• **EXERCISE MATERIAL**:
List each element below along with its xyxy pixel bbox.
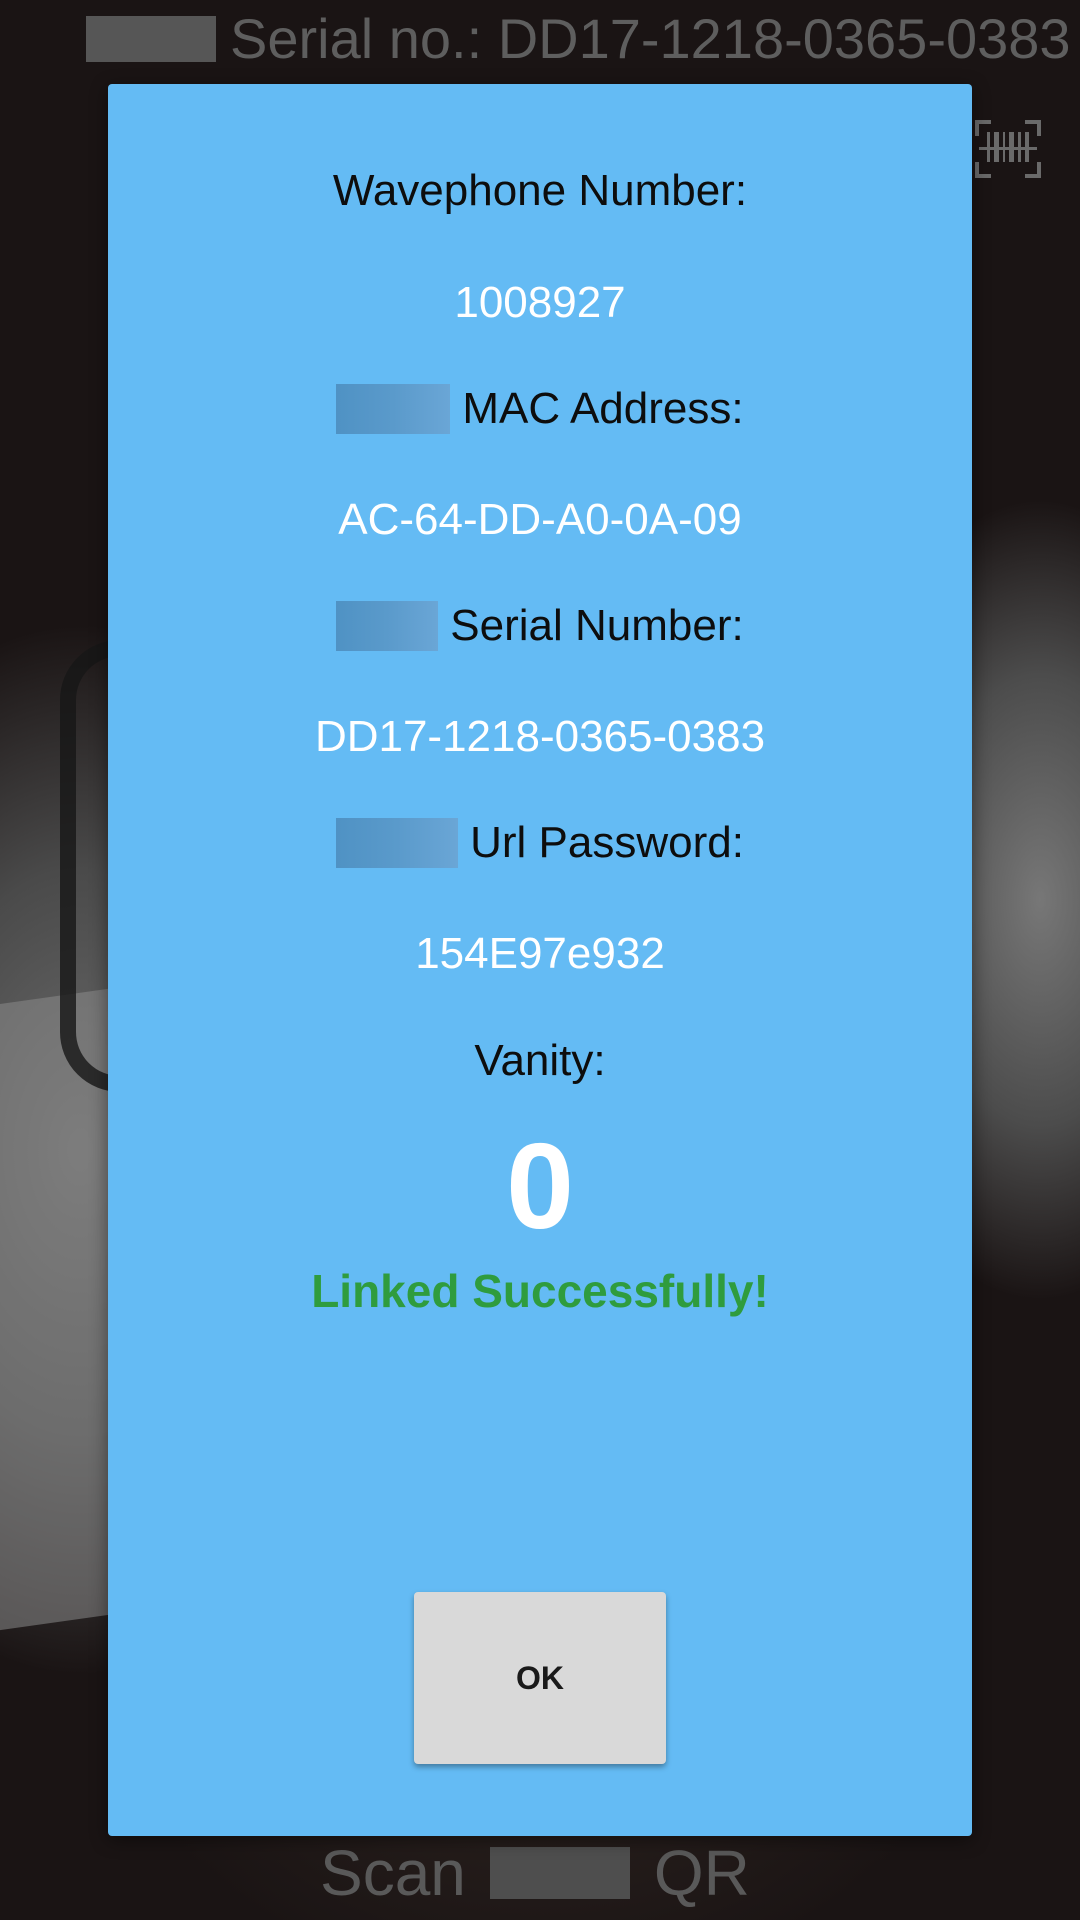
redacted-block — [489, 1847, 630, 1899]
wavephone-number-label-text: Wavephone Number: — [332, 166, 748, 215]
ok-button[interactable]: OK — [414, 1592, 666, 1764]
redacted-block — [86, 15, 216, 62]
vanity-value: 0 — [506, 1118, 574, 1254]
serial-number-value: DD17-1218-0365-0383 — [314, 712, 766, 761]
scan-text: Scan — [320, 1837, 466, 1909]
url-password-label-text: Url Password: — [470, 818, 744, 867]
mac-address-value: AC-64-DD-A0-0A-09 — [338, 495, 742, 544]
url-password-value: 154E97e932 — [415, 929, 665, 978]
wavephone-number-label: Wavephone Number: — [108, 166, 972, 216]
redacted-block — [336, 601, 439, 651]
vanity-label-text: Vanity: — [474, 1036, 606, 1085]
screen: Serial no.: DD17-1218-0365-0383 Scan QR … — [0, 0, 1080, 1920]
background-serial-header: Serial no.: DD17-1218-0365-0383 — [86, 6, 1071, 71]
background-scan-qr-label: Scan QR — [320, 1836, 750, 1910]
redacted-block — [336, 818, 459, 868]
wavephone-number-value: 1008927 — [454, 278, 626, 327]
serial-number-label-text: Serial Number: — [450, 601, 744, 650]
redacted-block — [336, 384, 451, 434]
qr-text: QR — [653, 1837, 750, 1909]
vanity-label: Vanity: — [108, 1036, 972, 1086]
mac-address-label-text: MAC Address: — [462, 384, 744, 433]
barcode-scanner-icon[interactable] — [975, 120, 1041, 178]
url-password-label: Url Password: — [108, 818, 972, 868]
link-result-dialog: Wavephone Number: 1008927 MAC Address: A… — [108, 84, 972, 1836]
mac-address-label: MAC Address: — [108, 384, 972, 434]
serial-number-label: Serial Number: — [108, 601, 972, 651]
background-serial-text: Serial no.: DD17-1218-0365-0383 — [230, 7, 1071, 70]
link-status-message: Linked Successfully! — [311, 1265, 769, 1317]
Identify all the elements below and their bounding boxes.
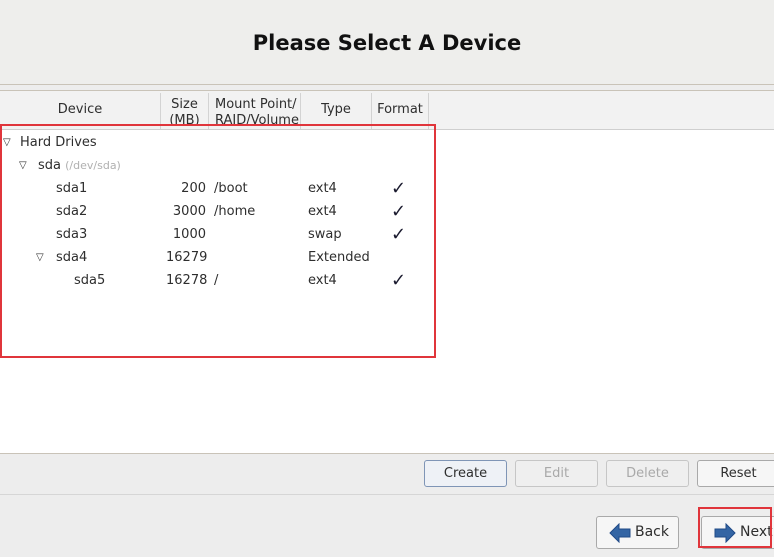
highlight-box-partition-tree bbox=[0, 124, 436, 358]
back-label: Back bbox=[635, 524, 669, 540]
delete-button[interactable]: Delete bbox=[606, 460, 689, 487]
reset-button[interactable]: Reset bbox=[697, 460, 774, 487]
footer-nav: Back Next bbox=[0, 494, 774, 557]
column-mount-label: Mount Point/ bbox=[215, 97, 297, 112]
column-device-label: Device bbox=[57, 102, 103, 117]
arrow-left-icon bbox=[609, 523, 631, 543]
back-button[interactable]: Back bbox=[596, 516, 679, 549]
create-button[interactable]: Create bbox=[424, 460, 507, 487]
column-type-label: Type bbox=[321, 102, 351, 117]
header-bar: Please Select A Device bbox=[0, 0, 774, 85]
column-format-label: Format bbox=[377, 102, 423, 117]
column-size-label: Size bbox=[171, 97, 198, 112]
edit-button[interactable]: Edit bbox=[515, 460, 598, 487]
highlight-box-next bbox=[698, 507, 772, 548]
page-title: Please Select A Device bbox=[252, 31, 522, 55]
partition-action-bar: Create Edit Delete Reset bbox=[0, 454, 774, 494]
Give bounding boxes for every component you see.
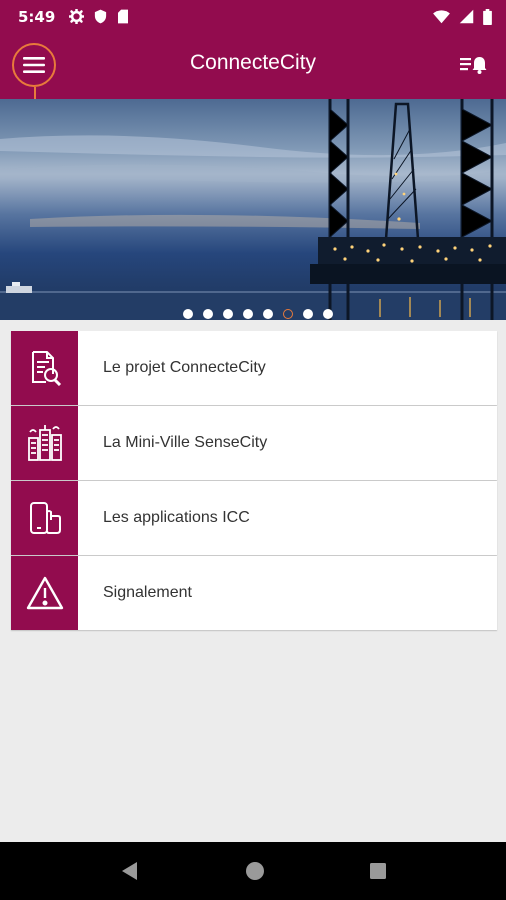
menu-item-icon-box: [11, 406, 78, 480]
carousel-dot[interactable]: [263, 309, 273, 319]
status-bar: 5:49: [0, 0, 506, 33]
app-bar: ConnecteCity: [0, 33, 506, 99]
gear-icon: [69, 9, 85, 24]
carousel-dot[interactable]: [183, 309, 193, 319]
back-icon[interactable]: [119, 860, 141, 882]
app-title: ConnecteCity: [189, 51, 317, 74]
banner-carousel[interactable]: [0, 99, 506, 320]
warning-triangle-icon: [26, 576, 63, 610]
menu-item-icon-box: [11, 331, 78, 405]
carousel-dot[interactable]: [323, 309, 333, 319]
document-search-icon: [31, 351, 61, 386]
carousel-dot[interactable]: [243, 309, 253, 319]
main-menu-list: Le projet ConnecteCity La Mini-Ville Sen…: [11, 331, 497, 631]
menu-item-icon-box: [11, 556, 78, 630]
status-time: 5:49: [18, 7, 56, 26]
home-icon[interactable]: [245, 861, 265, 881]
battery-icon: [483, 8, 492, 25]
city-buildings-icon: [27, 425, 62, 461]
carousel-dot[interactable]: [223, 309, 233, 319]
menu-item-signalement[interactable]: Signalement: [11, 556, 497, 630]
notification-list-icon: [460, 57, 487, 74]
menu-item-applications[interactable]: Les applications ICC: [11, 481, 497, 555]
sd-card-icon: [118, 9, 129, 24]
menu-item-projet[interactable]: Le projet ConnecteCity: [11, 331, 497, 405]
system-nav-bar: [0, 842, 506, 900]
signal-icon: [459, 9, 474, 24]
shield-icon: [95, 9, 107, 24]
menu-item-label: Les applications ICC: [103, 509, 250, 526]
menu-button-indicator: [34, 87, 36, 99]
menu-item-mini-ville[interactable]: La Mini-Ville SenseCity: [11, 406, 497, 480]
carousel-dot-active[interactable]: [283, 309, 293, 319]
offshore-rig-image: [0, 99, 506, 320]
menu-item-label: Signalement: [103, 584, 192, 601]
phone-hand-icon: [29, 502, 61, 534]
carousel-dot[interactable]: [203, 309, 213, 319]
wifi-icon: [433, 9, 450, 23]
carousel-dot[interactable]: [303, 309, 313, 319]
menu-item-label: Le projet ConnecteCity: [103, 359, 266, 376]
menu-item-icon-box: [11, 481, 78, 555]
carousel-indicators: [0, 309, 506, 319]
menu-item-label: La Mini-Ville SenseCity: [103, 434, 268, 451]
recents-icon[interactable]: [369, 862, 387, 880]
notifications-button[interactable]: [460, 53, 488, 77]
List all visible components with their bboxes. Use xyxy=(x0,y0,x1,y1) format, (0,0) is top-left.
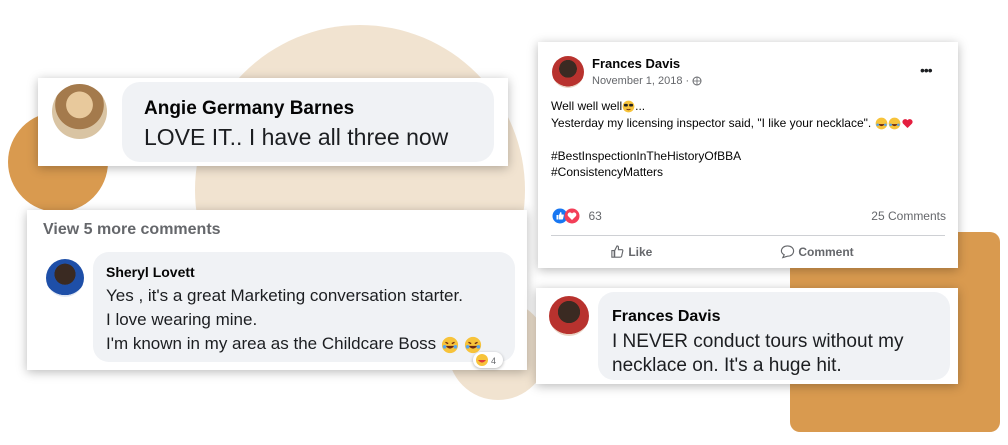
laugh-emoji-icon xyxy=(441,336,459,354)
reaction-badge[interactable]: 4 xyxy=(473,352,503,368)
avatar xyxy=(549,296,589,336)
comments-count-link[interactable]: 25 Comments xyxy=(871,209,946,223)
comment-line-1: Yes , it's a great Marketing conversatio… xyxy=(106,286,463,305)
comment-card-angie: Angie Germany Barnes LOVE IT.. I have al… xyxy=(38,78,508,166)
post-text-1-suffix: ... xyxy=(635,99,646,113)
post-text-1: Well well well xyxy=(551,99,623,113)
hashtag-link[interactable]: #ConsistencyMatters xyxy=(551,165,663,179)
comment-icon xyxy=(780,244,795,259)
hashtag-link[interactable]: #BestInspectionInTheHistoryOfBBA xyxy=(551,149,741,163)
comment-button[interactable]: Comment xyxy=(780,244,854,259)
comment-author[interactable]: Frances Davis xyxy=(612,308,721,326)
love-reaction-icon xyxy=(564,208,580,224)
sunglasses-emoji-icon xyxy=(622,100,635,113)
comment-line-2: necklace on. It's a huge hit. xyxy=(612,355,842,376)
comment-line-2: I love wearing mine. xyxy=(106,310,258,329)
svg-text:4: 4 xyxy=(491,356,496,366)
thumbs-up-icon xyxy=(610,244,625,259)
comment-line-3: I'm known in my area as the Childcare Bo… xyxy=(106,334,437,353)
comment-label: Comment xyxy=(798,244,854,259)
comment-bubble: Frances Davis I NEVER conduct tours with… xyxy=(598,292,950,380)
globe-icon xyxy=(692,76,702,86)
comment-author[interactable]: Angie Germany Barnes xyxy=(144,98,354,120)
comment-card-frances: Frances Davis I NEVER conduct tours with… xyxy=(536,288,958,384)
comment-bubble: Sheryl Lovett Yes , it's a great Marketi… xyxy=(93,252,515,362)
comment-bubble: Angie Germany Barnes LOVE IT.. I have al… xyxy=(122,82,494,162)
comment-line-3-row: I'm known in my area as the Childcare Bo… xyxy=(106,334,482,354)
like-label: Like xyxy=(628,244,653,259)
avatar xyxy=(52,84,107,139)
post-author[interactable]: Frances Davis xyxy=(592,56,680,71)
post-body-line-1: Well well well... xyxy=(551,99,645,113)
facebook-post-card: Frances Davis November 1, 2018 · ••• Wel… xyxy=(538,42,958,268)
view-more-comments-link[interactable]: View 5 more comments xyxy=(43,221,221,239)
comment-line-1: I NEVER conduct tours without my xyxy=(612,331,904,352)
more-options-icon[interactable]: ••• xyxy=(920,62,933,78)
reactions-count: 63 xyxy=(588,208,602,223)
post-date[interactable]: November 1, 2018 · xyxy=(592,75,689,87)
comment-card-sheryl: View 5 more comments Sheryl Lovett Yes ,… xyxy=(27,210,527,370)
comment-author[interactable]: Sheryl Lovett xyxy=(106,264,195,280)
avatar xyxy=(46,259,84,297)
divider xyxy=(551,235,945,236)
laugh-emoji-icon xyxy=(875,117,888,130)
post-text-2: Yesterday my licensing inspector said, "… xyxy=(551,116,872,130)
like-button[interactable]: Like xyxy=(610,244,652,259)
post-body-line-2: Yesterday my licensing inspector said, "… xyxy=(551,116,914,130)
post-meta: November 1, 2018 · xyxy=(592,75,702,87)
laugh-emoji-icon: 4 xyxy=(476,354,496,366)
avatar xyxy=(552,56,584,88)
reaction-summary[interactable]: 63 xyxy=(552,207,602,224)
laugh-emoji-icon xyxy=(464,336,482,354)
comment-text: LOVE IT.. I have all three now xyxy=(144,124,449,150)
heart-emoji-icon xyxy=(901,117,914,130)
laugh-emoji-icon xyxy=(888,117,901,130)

• **THE TASK**:
Please print everything in the records from the line containing "highlight-box-partition-tree bbox=[0, 124, 436, 358]" down to the line containing "Give bounding boxes", including both of those lines.

• **EXERCISE SOLUTION**:
highlight-box-partition-tree bbox=[0, 124, 436, 358]
back-label: Back bbox=[635, 524, 669, 540]
delete-button[interactable]: Delete bbox=[606, 460, 689, 487]
reset-button[interactable]: Reset bbox=[697, 460, 774, 487]
footer-nav: Back Next bbox=[0, 494, 774, 557]
column-mount-label: Mount Point/ bbox=[215, 97, 297, 112]
column-device-label: Device bbox=[57, 102, 103, 117]
arrow-left-icon bbox=[609, 523, 631, 543]
back-button[interactable]: Back bbox=[596, 516, 679, 549]
create-button[interactable]: Create bbox=[424, 460, 507, 487]
column-type-label: Type bbox=[321, 102, 351, 117]
header-bar: Please Select A Device bbox=[0, 0, 774, 85]
column-format-label: Format bbox=[377, 102, 423, 117]
column-size-label: Size bbox=[171, 97, 198, 112]
edit-button[interactable]: Edit bbox=[515, 460, 598, 487]
highlight-box-next bbox=[698, 507, 772, 548]
page-title: Please Select A Device bbox=[252, 31, 522, 55]
partition-action-bar: Create Edit Delete Reset bbox=[0, 454, 774, 494]
Give bounding boxes for every component you see.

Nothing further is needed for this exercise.